** START LISTED RECORDS **

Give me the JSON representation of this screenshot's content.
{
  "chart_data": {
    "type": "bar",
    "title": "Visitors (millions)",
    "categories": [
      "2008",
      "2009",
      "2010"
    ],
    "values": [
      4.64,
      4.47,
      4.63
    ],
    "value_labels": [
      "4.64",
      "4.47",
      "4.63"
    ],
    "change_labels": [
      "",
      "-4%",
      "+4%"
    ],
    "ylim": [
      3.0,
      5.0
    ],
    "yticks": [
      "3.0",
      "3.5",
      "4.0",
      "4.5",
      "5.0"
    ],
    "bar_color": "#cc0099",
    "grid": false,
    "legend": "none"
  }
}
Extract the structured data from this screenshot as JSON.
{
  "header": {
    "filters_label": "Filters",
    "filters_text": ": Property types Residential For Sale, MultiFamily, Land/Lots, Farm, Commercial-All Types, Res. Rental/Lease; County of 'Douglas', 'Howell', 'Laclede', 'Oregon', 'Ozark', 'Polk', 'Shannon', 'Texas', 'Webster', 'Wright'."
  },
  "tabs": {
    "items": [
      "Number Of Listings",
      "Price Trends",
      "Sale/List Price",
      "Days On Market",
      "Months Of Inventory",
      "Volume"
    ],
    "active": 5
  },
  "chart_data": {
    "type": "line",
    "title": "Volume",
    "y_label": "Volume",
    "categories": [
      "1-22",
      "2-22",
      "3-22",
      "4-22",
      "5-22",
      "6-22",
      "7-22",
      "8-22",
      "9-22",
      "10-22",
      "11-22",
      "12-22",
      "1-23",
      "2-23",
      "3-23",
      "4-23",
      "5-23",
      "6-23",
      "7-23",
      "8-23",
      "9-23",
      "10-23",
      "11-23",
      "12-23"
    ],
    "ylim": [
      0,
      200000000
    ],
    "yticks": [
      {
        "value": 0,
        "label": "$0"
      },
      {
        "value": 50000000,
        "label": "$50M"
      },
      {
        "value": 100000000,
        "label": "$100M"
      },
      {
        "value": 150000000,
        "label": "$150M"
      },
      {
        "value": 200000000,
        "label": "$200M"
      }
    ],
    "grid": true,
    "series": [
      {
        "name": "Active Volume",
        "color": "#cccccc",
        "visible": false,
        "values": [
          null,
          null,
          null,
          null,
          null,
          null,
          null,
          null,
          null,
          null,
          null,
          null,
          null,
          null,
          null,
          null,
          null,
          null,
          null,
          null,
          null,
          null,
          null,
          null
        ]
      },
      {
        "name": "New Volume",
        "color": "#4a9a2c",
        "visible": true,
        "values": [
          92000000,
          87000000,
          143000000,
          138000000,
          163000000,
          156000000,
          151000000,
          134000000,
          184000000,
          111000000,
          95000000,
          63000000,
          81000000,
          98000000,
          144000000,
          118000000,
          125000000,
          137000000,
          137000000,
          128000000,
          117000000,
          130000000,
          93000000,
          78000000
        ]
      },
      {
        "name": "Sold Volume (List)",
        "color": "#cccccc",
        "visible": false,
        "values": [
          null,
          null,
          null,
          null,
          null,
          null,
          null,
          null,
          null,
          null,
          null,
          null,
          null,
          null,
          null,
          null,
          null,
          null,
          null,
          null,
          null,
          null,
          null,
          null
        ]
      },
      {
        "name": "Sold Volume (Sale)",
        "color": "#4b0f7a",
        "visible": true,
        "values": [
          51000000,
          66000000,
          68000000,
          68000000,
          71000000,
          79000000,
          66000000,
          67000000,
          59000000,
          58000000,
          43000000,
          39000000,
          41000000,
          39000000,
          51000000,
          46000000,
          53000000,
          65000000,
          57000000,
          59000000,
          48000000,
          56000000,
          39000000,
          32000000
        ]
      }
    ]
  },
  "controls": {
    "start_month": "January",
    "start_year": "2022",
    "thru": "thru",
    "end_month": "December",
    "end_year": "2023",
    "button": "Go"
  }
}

** END LISTED RECORDS **

Print out every record again, exactly and in full.

[TASK SOLUTION]
Give me the JSON representation of this screenshot's content.
{
  "chart_data": {
    "type": "bar",
    "title": "Visitors (millions)",
    "categories": [
      "2008",
      "2009",
      "2010"
    ],
    "values": [
      4.64,
      4.47,
      4.63
    ],
    "value_labels": [
      "4.64",
      "4.47",
      "4.63"
    ],
    "change_labels": [
      "",
      "-4%",
      "+4%"
    ],
    "ylim": [
      3.0,
      5.0
    ],
    "yticks": [
      "3.0",
      "3.5",
      "4.0",
      "4.5",
      "5.0"
    ],
    "bar_color": "#cc0099",
    "grid": false,
    "legend": "none"
  }
}
Extract the structured data from this screenshot as JSON.
{
  "header": {
    "filters_label": "Filters",
    "filters_text": ": Property types Residential For Sale, MultiFamily, Land/Lots, Farm, Commercial-All Types, Res. Rental/Lease; County of 'Douglas', 'Howell', 'Laclede', 'Oregon', 'Ozark', 'Polk', 'Shannon', 'Texas', 'Webster', 'Wright'."
  },
  "tabs": {
    "items": [
      "Number Of Listings",
      "Price Trends",
      "Sale/List Price",
      "Days On Market",
      "Months Of Inventory",
      "Volume"
    ],
    "active": 5
  },
  "chart_data": {
    "type": "line",
    "title": "Volume",
    "y_label": "Volume",
    "categories": [
      "1-22",
      "2-22",
      "3-22",
      "4-22",
      "5-22",
      "6-22",
      "7-22",
      "8-22",
      "9-22",
      "10-22",
      "11-22",
      "12-22",
      "1-23",
      "2-23",
      "3-23",
      "4-23",
      "5-23",
      "6-23",
      "7-23",
      "8-23",
      "9-23",
      "10-23",
      "11-23",
      "12-23"
    ],
    "ylim": [
      0,
      200000000
    ],
    "yticks": [
      {
        "value": 0,
        "label": "$0"
      },
      {
        "value": 50000000,
        "label": "$50M"
      },
      {
        "value": 100000000,
        "label": "$100M"
      },
      {
        "value": 150000000,
        "label": "$150M"
      },
      {
        "value": 200000000,
        "label": "$200M"
      }
    ],
    "grid": true,
    "series": [
      {
        "name": "Active Volume",
        "color": "#cccccc",
        "visible": false,
        "values": [
          null,
          null,
          null,
          null,
          null,
          null,
          null,
          null,
          null,
          null,
          null,
          null,
          null,
          null,
          null,
          null,
          null,
          null,
          null,
          null,
          null,
          null,
          null,
          null
        ]
      },
      {
        "name": "New Volume",
        "color": "#4a9a2c",
        "visible": true,
        "values": [
          92000000,
          87000000,
          143000000,
          138000000,
          163000000,
          156000000,
          151000000,
          134000000,
          184000000,
          111000000,
          95000000,
          63000000,
          81000000,
          98000000,
          144000000,
          118000000,
          125000000,
          137000000,
          137000000,
          128000000,
          117000000,
          130000000,
          93000000,
          78000000
        ]
      },
      {
        "name": "Sold Volume (List)",
        "color": "#cccccc",
        "visible": false,
        "values": [
          null,
          null,
          null,
          null,
          null,
          null,
          null,
          null,
          null,
          null,
          null,
          null,
          null,
          null,
          null,
          null,
          null,
          null,
          null,
          null,
          null,
          null,
          null,
          null
        ]
      },
      {
        "name": "Sold Volume (Sale)",
        "color": "#4b0f7a",
        "visible": true,
        "values": [
          51000000,
          66000000,
          68000000,
          68000000,
          71000000,
          79000000,
          66000000,
          67000000,
          59000000,
          58000000,
          43000000,
          39000000,
          41000000,
          39000000,
          51000000,
          46000000,
          53000000,
          65000000,
          57000000,
          59000000,
          48000000,
          56000000,
          39000000,
          32000000
        ]
      }
    ]
  },
  "controls": {
    "start_month": "January",
    "start_year": "2022",
    "thru": "thru",
    "end_month": "December",
    "end_year": "2023",
    "button": "Go"
  }
}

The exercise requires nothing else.